Data extract

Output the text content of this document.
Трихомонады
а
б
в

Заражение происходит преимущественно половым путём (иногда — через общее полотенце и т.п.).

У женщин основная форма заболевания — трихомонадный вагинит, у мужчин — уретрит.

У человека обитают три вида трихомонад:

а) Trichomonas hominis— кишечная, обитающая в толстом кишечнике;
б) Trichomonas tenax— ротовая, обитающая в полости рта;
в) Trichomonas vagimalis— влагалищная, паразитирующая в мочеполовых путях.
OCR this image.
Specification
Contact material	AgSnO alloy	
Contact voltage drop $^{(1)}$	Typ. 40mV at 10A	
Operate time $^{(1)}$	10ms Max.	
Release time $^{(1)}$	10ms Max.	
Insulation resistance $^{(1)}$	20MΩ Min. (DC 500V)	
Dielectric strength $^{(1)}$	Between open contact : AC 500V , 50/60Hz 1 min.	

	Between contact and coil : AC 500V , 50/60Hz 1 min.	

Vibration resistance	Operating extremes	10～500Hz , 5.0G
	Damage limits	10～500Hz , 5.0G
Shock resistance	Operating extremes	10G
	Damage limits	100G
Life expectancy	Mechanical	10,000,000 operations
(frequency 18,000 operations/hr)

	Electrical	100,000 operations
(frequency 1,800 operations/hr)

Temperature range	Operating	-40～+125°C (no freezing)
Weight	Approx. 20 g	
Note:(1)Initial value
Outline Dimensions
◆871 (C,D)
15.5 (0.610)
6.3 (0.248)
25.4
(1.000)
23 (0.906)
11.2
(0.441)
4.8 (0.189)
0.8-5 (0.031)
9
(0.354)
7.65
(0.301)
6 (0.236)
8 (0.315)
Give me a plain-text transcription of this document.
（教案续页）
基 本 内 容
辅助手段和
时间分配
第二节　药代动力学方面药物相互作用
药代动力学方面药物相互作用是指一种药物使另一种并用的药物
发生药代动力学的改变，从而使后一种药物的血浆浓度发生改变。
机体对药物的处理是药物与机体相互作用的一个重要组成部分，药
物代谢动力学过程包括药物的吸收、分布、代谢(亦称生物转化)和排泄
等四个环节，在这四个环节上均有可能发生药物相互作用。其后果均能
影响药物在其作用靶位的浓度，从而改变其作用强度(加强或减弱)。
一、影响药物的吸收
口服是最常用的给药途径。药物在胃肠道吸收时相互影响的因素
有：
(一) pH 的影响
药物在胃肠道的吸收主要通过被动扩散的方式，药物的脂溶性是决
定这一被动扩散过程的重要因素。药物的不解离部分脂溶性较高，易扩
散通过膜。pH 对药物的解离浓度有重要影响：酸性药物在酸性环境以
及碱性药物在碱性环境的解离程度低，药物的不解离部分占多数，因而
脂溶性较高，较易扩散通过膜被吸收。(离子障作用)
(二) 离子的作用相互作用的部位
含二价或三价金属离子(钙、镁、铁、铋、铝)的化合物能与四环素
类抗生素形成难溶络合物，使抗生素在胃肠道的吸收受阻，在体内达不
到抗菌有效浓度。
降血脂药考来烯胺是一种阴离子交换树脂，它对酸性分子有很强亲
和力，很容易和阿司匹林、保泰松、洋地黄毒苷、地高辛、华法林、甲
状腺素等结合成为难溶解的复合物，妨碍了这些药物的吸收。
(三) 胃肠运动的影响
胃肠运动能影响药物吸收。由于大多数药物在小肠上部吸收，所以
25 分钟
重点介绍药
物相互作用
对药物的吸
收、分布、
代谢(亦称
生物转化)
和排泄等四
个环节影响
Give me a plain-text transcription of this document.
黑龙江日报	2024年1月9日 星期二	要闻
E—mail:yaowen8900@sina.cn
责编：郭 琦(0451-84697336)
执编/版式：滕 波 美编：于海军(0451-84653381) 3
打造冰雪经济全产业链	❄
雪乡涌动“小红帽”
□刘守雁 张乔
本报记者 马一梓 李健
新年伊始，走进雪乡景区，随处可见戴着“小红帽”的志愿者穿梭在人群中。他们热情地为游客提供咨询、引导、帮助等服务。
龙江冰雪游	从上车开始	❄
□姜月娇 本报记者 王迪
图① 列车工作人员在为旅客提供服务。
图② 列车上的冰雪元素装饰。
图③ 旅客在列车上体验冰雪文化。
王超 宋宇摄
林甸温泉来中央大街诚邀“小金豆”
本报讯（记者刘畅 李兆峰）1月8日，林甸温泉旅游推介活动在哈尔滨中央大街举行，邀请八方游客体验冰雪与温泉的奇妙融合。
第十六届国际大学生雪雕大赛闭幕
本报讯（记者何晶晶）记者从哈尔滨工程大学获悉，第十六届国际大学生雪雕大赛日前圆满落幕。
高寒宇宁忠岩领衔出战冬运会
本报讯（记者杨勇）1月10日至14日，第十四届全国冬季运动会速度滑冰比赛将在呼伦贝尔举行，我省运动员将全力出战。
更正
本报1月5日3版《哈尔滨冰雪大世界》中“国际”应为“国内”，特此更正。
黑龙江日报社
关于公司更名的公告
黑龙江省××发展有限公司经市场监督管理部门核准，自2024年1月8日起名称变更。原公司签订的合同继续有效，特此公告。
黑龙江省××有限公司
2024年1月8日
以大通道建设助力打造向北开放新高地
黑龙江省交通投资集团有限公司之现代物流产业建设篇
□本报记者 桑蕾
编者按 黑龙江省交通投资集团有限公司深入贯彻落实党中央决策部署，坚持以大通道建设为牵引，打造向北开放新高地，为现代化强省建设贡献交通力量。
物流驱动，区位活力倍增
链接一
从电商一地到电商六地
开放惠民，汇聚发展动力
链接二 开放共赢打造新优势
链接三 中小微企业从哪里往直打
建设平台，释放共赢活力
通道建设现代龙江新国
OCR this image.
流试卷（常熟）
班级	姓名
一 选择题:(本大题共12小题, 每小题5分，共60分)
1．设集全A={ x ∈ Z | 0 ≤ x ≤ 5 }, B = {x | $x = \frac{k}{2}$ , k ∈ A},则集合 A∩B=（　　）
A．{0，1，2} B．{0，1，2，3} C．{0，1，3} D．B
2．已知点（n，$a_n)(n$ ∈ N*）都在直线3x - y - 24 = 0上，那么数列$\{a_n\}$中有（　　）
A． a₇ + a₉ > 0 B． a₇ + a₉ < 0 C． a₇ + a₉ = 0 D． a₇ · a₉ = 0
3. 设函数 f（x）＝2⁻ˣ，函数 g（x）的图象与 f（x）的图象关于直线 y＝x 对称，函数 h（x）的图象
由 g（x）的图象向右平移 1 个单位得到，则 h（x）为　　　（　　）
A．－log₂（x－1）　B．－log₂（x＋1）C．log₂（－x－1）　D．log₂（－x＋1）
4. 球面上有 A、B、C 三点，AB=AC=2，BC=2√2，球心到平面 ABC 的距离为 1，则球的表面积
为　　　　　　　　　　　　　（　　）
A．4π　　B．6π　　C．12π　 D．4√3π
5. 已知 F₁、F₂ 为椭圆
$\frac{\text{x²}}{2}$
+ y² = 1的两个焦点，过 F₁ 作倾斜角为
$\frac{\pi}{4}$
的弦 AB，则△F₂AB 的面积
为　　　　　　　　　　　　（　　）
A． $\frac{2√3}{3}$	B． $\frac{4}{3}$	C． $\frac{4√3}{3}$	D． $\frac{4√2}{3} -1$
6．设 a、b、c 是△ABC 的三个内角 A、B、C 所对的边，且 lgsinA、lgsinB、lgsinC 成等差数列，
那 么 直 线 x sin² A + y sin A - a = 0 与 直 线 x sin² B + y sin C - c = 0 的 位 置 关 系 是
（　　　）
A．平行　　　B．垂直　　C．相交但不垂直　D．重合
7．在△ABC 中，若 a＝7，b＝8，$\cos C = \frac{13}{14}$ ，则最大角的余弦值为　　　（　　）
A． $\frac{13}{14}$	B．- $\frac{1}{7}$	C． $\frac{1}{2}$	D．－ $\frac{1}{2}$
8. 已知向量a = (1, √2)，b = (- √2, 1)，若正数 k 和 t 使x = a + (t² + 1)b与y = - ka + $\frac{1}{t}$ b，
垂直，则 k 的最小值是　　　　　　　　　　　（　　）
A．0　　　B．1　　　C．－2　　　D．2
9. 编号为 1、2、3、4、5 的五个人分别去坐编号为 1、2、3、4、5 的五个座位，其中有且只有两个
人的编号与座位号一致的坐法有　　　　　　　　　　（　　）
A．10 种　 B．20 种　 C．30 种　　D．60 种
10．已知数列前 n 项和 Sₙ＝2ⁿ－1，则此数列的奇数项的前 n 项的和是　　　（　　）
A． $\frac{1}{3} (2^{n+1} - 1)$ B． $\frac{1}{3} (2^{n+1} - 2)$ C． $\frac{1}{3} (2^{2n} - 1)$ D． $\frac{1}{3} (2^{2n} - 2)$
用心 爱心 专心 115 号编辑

Set exercise
Give only the number of lines in the records that contain the string "resistance".

Result of the task
3